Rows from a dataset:
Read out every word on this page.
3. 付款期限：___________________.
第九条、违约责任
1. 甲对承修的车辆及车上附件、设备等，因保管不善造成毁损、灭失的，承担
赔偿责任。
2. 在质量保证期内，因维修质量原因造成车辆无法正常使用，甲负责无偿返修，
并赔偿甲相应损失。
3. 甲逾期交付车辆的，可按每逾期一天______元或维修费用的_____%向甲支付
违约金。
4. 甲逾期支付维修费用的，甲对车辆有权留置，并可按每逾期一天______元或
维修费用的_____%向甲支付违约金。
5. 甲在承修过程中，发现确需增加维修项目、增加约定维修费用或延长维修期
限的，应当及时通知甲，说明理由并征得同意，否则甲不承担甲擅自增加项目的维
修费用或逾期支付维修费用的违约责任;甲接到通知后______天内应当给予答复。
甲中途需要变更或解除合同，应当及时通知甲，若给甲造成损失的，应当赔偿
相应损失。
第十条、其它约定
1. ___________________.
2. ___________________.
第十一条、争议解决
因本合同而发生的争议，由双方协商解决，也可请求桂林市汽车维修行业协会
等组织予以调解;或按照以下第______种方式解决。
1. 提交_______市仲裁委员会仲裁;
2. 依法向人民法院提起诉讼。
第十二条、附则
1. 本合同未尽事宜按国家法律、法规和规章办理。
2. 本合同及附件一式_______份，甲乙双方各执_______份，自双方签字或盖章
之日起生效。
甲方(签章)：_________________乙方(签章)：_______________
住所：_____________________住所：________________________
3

> [PROBLEM DESCRIPTION]
Print the entries exactly. Include every one.

> [OUTPUT FOR THIS TASK]
Read out every word on this page.
3. 付款期限：___________________.
第九条、违约责任
1. 甲对承修的车辆及车上附件、设备等，因保管不善造成毁损、灭失的，承担
赔偿责任。
2. 在质量保证期内，因维修质量原因造成车辆无法正常使用，甲负责无偿返修，
并赔偿甲相应损失。
3. 甲逾期交付车辆的，可按每逾期一天______元或维修费用的_____%向甲支付
违约金。
4. 甲逾期支付维修费用的，甲对车辆有权留置，并可按每逾期一天______元或
维修费用的_____%向甲支付违约金。
5. 甲在承修过程中，发现确需增加维修项目、增加约定维修费用或延长维修期
限的，应当及时通知甲，说明理由并征得同意，否则甲不承担甲擅自增加项目的维
修费用或逾期支付维修费用的违约责任;甲接到通知后______天内应当给予答复。
甲中途需要变更或解除合同，应当及时通知甲，若给甲造成损失的，应当赔偿
相应损失。
第十条、其它约定
1. ___________________.
2. ___________________.
第十一条、争议解决
因本合同而发生的争议，由双方协商解决，也可请求桂林市汽车维修行业协会
等组织予以调解;或按照以下第______种方式解决。
1. 提交_______市仲裁委员会仲裁;
2. 依法向人民法院提起诉讼。
第十二条、附则
1. 本合同未尽事宜按国家法律、法规和规章办理。
2. 本合同及附件一式_______份，甲乙双方各执_______份，自双方签字或盖章
之日起生效。
甲方(签章)：_________________乙方(签章)：_______________
住所：_____________________住所：________________________
3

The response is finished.